Challenge →
Your task is to copy every line of the entries that contains "Scrolling".

Data lines →
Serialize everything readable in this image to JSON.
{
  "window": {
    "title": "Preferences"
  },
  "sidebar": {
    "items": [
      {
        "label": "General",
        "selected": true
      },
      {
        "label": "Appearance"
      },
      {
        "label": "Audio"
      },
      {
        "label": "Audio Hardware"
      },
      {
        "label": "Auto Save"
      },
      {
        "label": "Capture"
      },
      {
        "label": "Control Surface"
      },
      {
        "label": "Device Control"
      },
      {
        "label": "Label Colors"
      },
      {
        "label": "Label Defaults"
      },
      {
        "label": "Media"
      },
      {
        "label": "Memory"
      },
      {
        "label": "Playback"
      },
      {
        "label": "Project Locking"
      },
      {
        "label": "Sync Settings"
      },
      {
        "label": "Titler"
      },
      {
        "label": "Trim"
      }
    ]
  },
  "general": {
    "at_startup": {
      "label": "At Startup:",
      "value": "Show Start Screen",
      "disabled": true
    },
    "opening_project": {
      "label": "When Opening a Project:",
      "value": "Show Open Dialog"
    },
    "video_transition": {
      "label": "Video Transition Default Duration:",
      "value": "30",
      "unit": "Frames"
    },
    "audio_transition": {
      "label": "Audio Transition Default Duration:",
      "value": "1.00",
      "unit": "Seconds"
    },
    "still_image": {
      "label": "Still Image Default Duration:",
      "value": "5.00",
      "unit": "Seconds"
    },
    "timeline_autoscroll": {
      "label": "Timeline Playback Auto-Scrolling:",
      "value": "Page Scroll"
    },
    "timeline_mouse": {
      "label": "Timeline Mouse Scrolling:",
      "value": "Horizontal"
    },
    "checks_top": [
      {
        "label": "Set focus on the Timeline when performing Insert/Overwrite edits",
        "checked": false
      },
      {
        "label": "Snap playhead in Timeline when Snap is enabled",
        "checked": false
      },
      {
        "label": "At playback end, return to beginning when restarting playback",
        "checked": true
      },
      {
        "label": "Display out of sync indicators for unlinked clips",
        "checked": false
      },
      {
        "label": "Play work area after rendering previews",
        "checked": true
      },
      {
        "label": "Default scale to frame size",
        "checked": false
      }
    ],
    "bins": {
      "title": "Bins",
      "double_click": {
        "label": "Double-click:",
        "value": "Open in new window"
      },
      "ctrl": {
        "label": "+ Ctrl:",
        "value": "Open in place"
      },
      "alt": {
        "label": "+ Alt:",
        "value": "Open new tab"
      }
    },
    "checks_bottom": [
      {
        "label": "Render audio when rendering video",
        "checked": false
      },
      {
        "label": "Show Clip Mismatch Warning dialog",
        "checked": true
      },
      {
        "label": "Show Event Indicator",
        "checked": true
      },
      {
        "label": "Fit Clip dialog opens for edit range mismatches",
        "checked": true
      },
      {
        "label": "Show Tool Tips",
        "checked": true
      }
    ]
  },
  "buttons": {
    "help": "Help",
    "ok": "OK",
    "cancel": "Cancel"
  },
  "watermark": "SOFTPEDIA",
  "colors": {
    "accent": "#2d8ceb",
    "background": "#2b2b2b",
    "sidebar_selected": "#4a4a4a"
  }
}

Written answer →
      "label": "Timeline Playback Auto-Scrolling:",
      "label": "Timeline Mouse Scrolling:",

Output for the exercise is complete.